Description of the task:
Determine which lines contain the word "color", then copy those lines.

## Start Data shown

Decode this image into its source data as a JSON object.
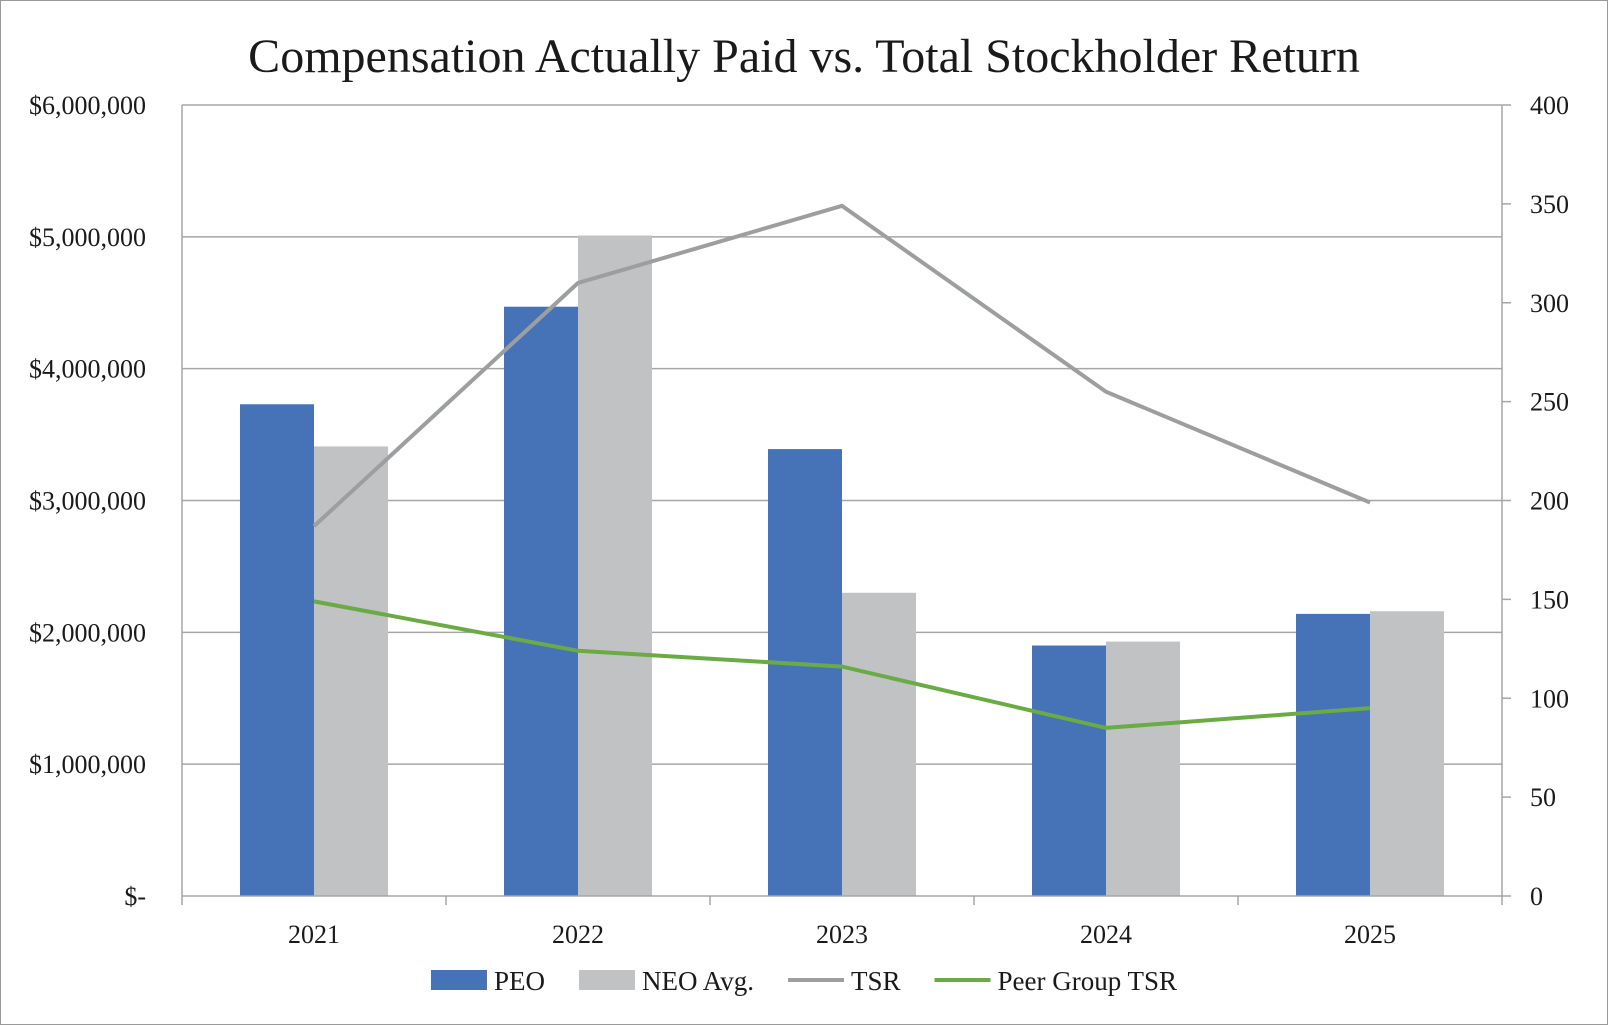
{
  "chart_data": {
    "type": "bar",
    "title": "Compensation Actually Paid vs. Total Stockholder Return",
    "categories": [
      "2021",
      "2022",
      "2023",
      "2024",
      "2025"
    ],
    "series": [
      {
        "name": "PEO",
        "type": "bar",
        "axis": "left",
        "color": "#4672b8",
        "values": [
          3730000,
          4470000,
          3390000,
          1900000,
          2140000
        ]
      },
      {
        "name": "NEO Avg.",
        "type": "bar",
        "axis": "left",
        "color": "#c1c2c4",
        "values": [
          3410000,
          5010000,
          2300000,
          1930000,
          2160000
        ]
      },
      {
        "name": "TSR",
        "type": "line",
        "axis": "right",
        "color": "#9d9e9f",
        "values": [
          187,
          310,
          349,
          255,
          199
        ]
      },
      {
        "name": "Peer Group TSR",
        "type": "line",
        "axis": "right",
        "color": "#6aab45",
        "values": [
          149,
          124,
          116,
          85,
          95
        ]
      }
    ],
    "y_left": {
      "ylim": [
        0,
        6000000
      ],
      "ticks": [
        0,
        1000000,
        2000000,
        3000000,
        4000000,
        5000000,
        6000000
      ],
      "tick_labels": [
        "$-",
        "$1,000,000",
        "$2,000,000",
        "$3,000,000",
        "$4,000,000",
        "$5,000,000",
        "$6,000,000"
      ]
    },
    "y_right": {
      "ylim": [
        0,
        400
      ],
      "ticks": [
        0,
        50,
        100,
        150,
        200,
        250,
        300,
        350,
        400
      ],
      "tick_labels": [
        "0",
        "50",
        "100",
        "150",
        "200",
        "250",
        "300",
        "350",
        "400"
      ]
    },
    "grid": true,
    "legend_position": "bottom"
  }
}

## End Data shown

Exercise answer:
        "color": "#4672b8",
        "color": "#c1c2c4",
        "color": "#9d9e9f",
        "color": "#6aab45",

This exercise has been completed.